STORED RECORDS:
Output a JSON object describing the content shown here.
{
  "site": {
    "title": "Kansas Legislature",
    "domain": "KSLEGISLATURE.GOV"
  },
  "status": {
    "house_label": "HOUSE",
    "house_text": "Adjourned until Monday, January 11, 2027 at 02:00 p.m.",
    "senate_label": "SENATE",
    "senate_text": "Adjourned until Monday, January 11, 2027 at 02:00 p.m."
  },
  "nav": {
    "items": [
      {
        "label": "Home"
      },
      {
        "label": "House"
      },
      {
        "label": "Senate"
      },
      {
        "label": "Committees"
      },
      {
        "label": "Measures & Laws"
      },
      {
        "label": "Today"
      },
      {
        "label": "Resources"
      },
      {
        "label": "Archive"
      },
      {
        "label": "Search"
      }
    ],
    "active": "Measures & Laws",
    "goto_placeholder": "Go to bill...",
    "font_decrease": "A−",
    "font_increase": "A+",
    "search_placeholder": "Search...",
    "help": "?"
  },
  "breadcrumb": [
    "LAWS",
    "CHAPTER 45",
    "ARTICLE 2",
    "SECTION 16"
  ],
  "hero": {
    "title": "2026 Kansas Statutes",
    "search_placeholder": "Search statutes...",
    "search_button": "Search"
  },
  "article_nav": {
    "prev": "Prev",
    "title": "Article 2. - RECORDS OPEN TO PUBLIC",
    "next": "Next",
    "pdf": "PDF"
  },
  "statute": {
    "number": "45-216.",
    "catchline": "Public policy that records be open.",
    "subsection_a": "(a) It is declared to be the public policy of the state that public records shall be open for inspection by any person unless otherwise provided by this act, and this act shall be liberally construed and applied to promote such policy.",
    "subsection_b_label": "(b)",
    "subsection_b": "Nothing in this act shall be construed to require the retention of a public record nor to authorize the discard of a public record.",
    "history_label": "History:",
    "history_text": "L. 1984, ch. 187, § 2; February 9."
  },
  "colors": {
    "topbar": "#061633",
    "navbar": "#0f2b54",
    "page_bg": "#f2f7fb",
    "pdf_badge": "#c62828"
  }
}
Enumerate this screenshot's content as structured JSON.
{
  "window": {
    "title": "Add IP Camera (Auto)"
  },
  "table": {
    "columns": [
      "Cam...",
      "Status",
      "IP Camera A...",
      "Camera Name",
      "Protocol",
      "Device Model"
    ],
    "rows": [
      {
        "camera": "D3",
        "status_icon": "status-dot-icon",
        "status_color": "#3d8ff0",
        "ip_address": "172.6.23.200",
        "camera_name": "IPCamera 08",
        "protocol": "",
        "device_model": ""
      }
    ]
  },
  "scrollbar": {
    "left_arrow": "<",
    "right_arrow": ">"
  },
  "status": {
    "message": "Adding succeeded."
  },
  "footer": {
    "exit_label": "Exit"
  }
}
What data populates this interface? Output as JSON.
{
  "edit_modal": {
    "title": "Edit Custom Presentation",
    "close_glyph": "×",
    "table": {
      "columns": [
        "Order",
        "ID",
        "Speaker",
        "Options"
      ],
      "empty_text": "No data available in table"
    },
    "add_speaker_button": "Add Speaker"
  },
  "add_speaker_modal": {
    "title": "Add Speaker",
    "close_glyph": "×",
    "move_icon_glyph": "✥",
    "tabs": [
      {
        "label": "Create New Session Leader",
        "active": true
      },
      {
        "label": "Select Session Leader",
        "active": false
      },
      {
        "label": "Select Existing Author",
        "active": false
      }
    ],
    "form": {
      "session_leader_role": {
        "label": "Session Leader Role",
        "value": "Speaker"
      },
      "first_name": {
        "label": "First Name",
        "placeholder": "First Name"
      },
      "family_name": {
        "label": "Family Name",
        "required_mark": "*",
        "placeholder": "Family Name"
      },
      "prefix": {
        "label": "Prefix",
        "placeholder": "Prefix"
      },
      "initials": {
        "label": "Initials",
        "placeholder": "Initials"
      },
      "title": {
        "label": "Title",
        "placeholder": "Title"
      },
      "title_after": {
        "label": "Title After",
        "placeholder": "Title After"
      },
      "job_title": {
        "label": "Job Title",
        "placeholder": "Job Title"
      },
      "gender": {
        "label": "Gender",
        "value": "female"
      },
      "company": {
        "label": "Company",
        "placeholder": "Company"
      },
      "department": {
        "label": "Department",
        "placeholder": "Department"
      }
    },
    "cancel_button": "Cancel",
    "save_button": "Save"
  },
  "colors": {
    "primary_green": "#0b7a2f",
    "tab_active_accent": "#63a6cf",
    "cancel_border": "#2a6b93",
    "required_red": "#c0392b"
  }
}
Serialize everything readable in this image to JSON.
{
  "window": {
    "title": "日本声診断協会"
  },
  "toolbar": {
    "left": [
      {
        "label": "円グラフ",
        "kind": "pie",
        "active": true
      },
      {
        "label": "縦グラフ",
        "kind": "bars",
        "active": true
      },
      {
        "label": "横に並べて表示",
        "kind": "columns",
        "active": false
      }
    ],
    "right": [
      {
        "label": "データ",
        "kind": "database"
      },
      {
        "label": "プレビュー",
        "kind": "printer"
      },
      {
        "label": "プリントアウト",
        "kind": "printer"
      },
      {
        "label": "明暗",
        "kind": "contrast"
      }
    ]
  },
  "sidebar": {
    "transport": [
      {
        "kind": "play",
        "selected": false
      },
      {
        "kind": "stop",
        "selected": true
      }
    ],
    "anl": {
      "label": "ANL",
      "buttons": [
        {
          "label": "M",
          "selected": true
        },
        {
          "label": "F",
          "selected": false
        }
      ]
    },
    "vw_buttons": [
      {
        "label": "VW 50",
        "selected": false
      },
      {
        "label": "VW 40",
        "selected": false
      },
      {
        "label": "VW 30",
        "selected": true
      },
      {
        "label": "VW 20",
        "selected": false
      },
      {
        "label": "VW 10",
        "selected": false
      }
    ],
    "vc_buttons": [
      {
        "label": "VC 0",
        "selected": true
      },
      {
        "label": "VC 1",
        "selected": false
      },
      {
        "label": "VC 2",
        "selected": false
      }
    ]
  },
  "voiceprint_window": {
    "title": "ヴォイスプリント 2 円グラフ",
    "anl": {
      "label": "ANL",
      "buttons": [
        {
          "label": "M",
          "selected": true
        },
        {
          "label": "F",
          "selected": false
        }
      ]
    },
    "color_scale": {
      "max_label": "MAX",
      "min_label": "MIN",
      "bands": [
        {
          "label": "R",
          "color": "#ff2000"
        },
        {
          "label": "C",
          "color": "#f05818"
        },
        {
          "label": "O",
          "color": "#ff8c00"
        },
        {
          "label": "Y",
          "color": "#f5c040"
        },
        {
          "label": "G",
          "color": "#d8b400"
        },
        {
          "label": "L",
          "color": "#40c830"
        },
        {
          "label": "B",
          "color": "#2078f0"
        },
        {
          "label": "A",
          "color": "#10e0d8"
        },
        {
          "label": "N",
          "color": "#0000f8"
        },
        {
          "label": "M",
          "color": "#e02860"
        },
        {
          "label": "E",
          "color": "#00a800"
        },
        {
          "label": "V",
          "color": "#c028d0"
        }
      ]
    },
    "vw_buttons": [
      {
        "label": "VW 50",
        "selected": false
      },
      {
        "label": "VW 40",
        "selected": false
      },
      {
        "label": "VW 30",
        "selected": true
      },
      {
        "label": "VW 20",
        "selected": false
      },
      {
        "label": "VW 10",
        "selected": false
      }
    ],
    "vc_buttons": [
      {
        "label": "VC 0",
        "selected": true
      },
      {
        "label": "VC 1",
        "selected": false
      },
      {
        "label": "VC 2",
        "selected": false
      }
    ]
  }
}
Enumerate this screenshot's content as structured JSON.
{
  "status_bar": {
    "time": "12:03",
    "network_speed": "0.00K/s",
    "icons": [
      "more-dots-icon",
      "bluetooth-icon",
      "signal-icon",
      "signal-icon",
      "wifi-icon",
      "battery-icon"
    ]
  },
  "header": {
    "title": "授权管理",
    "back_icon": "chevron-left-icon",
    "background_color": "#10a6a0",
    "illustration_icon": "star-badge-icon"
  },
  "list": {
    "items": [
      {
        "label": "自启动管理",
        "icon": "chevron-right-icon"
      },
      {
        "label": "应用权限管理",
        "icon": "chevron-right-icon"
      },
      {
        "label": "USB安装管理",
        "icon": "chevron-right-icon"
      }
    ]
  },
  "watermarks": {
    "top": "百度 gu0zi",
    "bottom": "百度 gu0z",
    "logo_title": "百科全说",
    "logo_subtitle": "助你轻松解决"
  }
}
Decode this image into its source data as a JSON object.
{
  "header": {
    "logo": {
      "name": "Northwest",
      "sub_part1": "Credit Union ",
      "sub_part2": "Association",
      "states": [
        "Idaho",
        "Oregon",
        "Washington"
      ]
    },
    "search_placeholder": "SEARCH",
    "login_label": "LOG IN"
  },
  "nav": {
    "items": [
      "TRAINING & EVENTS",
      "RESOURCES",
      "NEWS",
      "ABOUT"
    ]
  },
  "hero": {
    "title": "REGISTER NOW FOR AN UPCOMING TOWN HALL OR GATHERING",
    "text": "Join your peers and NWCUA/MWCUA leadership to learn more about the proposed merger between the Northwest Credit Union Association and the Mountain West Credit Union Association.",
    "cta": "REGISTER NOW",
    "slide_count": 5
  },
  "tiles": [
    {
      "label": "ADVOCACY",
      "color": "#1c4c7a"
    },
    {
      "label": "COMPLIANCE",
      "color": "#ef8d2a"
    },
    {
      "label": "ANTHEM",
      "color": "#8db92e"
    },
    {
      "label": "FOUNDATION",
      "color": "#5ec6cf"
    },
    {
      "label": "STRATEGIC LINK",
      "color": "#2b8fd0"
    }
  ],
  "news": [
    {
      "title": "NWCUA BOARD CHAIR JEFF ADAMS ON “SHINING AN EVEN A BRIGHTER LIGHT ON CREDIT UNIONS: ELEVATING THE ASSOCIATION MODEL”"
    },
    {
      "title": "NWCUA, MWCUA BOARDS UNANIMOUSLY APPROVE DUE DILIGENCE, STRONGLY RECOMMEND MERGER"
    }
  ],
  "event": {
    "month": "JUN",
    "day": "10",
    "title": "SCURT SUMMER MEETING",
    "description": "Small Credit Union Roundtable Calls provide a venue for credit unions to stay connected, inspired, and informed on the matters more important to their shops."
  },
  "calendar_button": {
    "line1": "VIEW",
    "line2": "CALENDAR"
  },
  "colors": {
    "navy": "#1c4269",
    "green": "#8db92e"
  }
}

WHAT IS EXPECTED: State how many lines of the listing include the word "REGISTER". Reply with the number alone.

THE SOLUTION: 2